Select the lines of the records containing the word "Zona" and list them.

————

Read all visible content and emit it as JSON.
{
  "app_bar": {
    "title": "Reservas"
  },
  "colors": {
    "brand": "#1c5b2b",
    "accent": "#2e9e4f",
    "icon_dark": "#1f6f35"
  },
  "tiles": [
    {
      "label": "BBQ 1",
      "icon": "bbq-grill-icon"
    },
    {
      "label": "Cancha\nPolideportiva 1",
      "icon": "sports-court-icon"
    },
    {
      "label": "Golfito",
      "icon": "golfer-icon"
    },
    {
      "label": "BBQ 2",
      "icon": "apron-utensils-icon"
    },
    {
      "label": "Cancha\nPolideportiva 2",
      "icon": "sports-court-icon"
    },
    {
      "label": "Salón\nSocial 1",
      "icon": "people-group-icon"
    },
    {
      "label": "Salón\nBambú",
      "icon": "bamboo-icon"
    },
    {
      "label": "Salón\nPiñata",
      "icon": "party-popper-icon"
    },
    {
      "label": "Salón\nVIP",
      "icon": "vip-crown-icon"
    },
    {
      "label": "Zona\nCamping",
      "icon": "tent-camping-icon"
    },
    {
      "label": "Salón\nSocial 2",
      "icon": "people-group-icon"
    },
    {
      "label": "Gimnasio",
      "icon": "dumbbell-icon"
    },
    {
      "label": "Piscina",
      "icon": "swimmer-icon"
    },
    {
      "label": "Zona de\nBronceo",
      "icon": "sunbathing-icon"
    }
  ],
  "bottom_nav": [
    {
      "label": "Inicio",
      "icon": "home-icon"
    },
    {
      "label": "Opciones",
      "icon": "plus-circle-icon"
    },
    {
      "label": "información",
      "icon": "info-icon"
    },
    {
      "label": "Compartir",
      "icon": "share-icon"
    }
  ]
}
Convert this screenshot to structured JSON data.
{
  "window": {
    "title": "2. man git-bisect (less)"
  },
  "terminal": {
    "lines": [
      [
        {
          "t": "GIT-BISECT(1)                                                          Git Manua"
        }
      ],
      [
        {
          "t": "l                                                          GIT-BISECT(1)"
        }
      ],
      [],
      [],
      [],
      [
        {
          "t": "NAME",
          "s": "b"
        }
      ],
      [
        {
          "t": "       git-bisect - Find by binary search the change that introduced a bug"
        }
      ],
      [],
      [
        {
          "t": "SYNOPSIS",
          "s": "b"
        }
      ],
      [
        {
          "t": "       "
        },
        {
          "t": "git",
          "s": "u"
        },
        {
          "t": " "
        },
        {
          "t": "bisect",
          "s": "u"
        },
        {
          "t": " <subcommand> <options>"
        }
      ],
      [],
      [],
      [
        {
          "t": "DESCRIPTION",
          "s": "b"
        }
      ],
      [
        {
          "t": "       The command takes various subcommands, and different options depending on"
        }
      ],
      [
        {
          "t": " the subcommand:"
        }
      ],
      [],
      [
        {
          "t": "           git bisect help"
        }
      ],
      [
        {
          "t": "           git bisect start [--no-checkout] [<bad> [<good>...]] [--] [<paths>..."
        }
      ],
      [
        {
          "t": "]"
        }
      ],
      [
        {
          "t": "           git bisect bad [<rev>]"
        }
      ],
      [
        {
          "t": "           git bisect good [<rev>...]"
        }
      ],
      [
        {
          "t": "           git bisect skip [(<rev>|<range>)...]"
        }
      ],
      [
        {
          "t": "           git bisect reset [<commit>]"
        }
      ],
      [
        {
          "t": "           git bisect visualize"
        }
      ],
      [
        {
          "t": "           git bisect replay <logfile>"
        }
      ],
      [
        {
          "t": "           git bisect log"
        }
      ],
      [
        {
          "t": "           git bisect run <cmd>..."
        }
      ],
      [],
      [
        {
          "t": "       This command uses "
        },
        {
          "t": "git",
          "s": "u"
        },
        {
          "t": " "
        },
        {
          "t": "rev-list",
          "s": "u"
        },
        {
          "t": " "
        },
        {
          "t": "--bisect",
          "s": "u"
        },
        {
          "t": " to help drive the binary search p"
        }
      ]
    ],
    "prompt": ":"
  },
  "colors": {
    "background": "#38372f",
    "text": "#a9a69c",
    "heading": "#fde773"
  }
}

————

■ Result for this exercise:
      "label": "Zona\nCamping",
      "label": "Zona de\nBronceo",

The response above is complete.